■ What is asked ■
Go through the entries below and collect each line with the string "title" in it.

Entries taken from a collection
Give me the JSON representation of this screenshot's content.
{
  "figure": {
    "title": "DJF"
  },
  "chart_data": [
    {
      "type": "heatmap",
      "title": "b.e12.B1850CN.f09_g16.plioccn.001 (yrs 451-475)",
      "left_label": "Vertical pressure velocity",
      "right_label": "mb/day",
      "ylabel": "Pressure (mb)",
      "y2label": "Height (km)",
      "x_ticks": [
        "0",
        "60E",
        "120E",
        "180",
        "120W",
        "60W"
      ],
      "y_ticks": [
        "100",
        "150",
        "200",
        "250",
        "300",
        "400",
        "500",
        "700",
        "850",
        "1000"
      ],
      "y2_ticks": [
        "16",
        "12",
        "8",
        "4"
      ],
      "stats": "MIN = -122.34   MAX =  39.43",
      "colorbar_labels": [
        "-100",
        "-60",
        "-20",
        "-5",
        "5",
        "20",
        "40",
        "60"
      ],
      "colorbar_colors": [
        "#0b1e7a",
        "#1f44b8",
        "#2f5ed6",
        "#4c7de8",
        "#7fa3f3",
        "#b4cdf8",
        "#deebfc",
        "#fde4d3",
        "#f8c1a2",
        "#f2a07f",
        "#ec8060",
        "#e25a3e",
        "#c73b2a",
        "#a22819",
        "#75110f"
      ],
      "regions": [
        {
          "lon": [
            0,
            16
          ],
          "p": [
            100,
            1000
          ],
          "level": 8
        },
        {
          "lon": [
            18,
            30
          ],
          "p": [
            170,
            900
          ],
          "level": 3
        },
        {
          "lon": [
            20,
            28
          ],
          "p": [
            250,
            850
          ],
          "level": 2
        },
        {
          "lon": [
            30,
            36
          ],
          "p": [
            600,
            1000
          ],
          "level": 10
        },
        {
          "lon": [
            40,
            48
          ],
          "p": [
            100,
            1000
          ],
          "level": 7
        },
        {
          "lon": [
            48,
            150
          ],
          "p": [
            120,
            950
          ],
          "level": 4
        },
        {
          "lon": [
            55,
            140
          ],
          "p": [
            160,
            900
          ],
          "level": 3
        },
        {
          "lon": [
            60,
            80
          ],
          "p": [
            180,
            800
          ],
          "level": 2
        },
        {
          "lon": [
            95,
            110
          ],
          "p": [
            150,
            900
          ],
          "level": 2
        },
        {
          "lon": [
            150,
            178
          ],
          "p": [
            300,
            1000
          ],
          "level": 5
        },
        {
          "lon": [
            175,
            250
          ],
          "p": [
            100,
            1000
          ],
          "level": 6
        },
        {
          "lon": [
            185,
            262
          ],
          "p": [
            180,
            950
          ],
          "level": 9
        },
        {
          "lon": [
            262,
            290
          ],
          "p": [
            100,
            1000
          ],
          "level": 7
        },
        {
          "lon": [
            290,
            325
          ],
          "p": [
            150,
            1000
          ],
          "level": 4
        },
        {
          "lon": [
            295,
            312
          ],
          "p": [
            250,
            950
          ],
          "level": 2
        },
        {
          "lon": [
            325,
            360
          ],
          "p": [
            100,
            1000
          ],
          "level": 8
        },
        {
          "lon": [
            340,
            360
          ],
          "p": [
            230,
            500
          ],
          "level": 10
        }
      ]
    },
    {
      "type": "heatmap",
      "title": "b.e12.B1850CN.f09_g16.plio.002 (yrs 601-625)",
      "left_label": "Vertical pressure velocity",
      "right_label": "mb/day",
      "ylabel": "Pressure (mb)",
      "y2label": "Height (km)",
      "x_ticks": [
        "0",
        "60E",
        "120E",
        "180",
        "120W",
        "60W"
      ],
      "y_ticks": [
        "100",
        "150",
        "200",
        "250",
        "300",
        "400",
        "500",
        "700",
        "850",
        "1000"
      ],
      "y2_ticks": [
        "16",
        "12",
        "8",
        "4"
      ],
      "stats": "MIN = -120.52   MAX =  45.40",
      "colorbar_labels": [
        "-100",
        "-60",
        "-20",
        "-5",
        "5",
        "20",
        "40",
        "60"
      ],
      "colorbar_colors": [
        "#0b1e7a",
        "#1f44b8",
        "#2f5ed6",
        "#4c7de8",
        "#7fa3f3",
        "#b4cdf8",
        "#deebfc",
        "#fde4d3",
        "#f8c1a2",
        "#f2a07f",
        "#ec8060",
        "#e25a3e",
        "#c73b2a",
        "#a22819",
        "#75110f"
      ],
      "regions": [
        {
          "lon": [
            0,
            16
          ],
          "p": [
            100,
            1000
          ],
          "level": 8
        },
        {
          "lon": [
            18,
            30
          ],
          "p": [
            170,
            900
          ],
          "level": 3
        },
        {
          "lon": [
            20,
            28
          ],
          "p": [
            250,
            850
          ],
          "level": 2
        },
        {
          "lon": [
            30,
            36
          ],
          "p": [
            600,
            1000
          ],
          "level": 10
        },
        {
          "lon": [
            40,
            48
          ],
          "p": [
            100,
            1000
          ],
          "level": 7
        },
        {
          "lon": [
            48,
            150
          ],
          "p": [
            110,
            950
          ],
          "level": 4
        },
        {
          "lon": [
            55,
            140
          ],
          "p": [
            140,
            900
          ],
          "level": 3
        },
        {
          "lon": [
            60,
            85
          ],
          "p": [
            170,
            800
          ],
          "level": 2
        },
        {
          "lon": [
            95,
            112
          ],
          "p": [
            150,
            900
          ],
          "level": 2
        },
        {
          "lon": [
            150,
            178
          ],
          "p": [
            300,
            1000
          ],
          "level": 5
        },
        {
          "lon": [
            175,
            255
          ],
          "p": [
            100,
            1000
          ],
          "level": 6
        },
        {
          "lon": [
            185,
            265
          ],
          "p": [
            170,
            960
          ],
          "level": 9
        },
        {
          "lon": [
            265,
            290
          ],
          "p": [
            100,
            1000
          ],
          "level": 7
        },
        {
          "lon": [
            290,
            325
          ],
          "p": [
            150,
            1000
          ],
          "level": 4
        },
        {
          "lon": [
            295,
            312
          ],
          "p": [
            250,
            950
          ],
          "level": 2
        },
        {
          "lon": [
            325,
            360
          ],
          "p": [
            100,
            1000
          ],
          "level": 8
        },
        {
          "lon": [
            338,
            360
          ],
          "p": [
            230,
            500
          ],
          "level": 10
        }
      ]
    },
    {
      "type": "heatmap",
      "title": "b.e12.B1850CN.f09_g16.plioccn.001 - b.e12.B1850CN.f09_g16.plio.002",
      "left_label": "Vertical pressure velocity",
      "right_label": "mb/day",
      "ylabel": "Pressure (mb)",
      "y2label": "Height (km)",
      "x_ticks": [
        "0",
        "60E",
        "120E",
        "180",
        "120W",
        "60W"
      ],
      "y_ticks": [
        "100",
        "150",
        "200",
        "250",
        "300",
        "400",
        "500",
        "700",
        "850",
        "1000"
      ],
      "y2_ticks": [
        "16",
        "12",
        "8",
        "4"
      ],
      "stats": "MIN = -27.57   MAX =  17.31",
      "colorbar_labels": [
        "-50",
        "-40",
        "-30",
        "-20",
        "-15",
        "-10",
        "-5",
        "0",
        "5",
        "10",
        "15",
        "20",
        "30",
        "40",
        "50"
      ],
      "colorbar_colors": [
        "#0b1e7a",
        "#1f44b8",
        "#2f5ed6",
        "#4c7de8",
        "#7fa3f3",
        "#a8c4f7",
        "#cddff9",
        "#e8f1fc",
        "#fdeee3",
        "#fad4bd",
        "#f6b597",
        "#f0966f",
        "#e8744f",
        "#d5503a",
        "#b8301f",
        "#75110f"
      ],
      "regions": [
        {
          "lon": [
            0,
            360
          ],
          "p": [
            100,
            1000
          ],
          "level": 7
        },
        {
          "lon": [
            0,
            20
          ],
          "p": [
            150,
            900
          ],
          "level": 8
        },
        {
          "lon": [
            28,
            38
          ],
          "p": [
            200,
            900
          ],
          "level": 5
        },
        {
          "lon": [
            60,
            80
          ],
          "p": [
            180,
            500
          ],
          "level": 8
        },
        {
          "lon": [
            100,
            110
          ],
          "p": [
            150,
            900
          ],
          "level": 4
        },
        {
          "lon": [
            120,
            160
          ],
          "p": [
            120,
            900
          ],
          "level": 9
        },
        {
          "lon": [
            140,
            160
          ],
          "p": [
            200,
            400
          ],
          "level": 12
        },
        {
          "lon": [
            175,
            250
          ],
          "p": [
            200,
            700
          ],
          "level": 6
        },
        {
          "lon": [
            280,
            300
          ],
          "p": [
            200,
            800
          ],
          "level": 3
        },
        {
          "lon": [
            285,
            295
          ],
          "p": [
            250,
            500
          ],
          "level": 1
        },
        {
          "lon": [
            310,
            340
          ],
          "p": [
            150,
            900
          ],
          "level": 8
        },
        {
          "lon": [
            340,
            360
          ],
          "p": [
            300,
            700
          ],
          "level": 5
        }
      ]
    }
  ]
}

■ Output for this exercise ■
    "title": "DJF"
      "title": "b.e12.B1850CN.f09_g16.plioccn.001 (yrs 451-475)",
      "title": "b.e12.B1850CN.f09_g16.plio.002 (yrs 601-625)",
      "title": "b.e12.B1850CN.f09_g16.plioccn.001 - b.e12.B1850CN.f09_g16.plio.002",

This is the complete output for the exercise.